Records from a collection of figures

*****

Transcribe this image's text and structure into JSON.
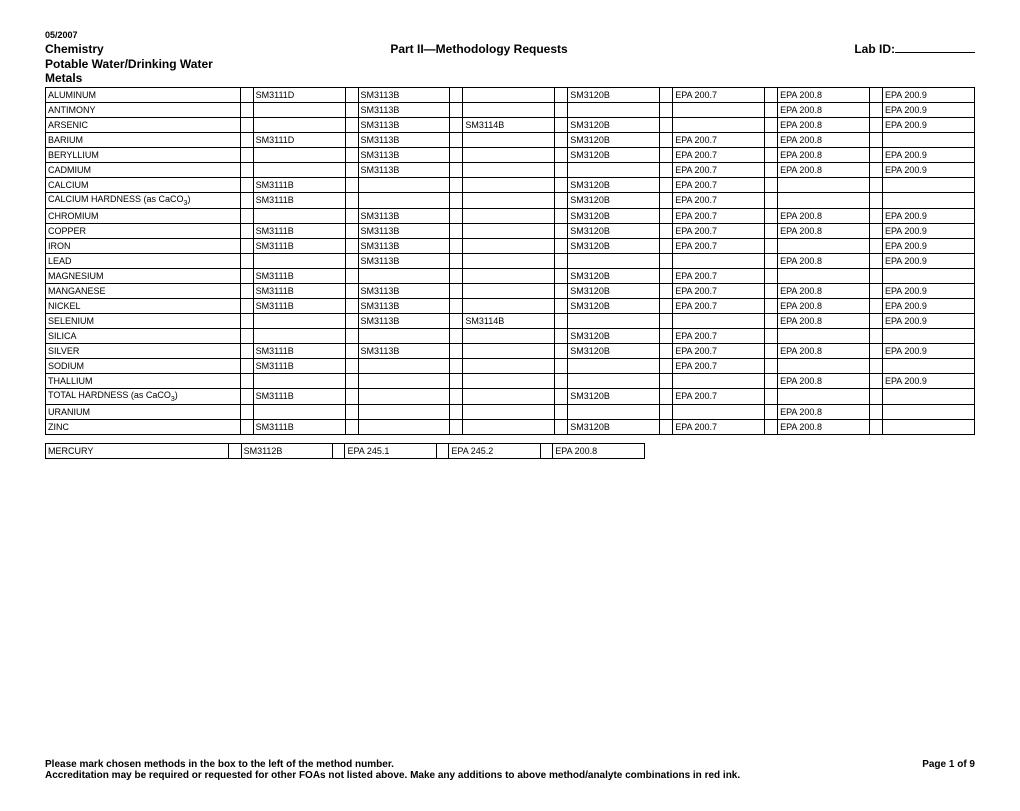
{
  "header": {
    "date": "05/2007",
    "left": "Chemistry",
    "center": "Part II—Methodology Requests",
    "right_label": "Lab ID:",
    "sub1": "Potable Water/Drinking Water",
    "sub2": "Metals"
  },
  "columns_order": [
    "c1",
    "c2",
    "c3",
    "c4",
    "c5",
    "c6",
    "c7"
  ],
  "rows": [
    {
      "name": "ALUMINUM",
      "c1": "SM3111D",
      "c2": "SM3113B",
      "c3": "",
      "c4": "SM3120B",
      "c5": "EPA 200.7",
      "c6": "EPA 200.8",
      "c7": "EPA 200.9"
    },
    {
      "name": "ANTIMONY",
      "c1": "",
      "c2": "SM3113B",
      "c3": "",
      "c4": "",
      "c5": "",
      "c6": "EPA 200.8",
      "c7": "EPA 200.9"
    },
    {
      "name": "ARSENIC",
      "c1": "",
      "c2": "SM3113B",
      "c3": "SM3114B",
      "c4": "SM3120B",
      "c5": "",
      "c6": "EPA 200.8",
      "c7": "EPA 200.9"
    },
    {
      "name": "BARIUM",
      "c1": "SM3111D",
      "c2": "SM3113B",
      "c3": "",
      "c4": "SM3120B",
      "c5": "EPA 200.7",
      "c6": "EPA 200.8",
      "c7": ""
    },
    {
      "name": "BERYLLIUM",
      "c1": "",
      "c2": "SM3113B",
      "c3": "",
      "c4": "SM3120B",
      "c5": "EPA 200.7",
      "c6": "EPA 200.8",
      "c7": "EPA 200.9"
    },
    {
      "name": "CADMIUM",
      "c1": "",
      "c2": "SM3113B",
      "c3": "",
      "c4": "",
      "c5": "EPA 200.7",
      "c6": "EPA 200.8",
      "c7": "EPA 200.9"
    },
    {
      "name": "CALCIUM",
      "c1": "SM3111B",
      "c2": "",
      "c3": "",
      "c4": "SM3120B",
      "c5": "EPA 200.7",
      "c6": "",
      "c7": ""
    },
    {
      "name": "CALCIUM HARDNESS (as CaCO_3)",
      "c1": "SM3111B",
      "c2": "",
      "c3": "",
      "c4": "SM3120B",
      "c5": "EPA 200.7",
      "c6": "",
      "c7": ""
    },
    {
      "name": "CHROMIUM",
      "c1": "",
      "c2": "SM3113B",
      "c3": "",
      "c4": "SM3120B",
      "c5": "EPA 200.7",
      "c6": "EPA 200.8",
      "c7": "EPA 200.9"
    },
    {
      "name": "COPPER",
      "c1": "SM3111B",
      "c2": "SM3113B",
      "c3": "",
      "c4": "SM3120B",
      "c5": "EPA 200.7",
      "c6": "EPA 200.8",
      "c7": "EPA 200.9"
    },
    {
      "name": "IRON",
      "c1": "SM3111B",
      "c2": "SM3113B",
      "c3": "",
      "c4": "SM3120B",
      "c5": "EPA 200.7",
      "c6": "",
      "c7": "EPA 200.9"
    },
    {
      "name": "LEAD",
      "c1": "",
      "c2": "SM3113B",
      "c3": "",
      "c4": "",
      "c5": "",
      "c6": "EPA 200.8",
      "c7": "EPA 200.9"
    },
    {
      "name": "MAGNESIUM",
      "c1": "SM3111B",
      "c2": "",
      "c3": "",
      "c4": "SM3120B",
      "c5": "EPA 200.7",
      "c6": "",
      "c7": ""
    },
    {
      "name": "MANGANESE",
      "c1": "SM3111B",
      "c2": "SM3113B",
      "c3": "",
      "c4": "SM3120B",
      "c5": "EPA 200.7",
      "c6": "EPA 200.8",
      "c7": "EPA 200.9"
    },
    {
      "name": "NICKEL",
      "c1": "SM3111B",
      "c2": "SM3113B",
      "c3": "",
      "c4": "SM3120B",
      "c5": "EPA 200.7",
      "c6": "EPA 200.8",
      "c7": "EPA 200.9"
    },
    {
      "name": "SELENIUM",
      "c1": "",
      "c2": "SM3113B",
      "c3": "SM3114B",
      "c4": "",
      "c5": "",
      "c6": "EPA 200.8",
      "c7": "EPA 200.9"
    },
    {
      "name": "SILICA",
      "c1": "",
      "c2": "",
      "c3": "",
      "c4": "SM3120B",
      "c5": "EPA 200.7",
      "c6": "",
      "c7": ""
    },
    {
      "name": "SILVER",
      "c1": "SM3111B",
      "c2": "SM3113B",
      "c3": "",
      "c4": "SM3120B",
      "c5": "EPA 200.7",
      "c6": "EPA 200.8",
      "c7": "EPA 200.9"
    },
    {
      "name": "SODIUM",
      "c1": "SM3111B",
      "c2": "",
      "c3": "",
      "c4": "",
      "c5": "EPA 200.7",
      "c6": "",
      "c7": ""
    },
    {
      "name": "THALLIUM",
      "c1": "",
      "c2": "",
      "c3": "",
      "c4": "",
      "c5": "",
      "c6": "EPA 200.8",
      "c7": "EPA 200.9"
    },
    {
      "name": "TOTAL HARDNESS (as CaCO_3)",
      "c1": "SM3111B",
      "c2": "",
      "c3": "",
      "c4": "SM3120B",
      "c5": "EPA 200.7",
      "c6": "",
      "c7": ""
    },
    {
      "name": "URANIUM",
      "c1": "",
      "c2": "",
      "c3": "",
      "c4": "",
      "c5": "",
      "c6": "EPA 200.8",
      "c7": ""
    },
    {
      "name": "ZINC",
      "c1": "SM3111B",
      "c2": "",
      "c3": "",
      "c4": "SM3120B",
      "c5": "EPA 200.7",
      "c6": "EPA 200.8",
      "c7": ""
    }
  ],
  "mercury": {
    "name": "MERCURY",
    "m1": "SM3112B",
    "m2": "EPA 245.1",
    "m3": "EPA 245.2",
    "m4": "EPA 200.8"
  },
  "footer": {
    "line1": "Please mark chosen methods in the box to the left of the method number.",
    "page": "Page 1 of 9",
    "line2": "Accreditation may be required or requested for other FOAs not listed above.  Make any additions to above method/analyte combinations in red ink."
  }
}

*****

--- Aim of the task ---
Which lines of the data include "left"? Copy each of them.

--- Solution ---
    "left": "Chemistry",
    "line1": "Please mark chosen methods in the box to the left of the method number.",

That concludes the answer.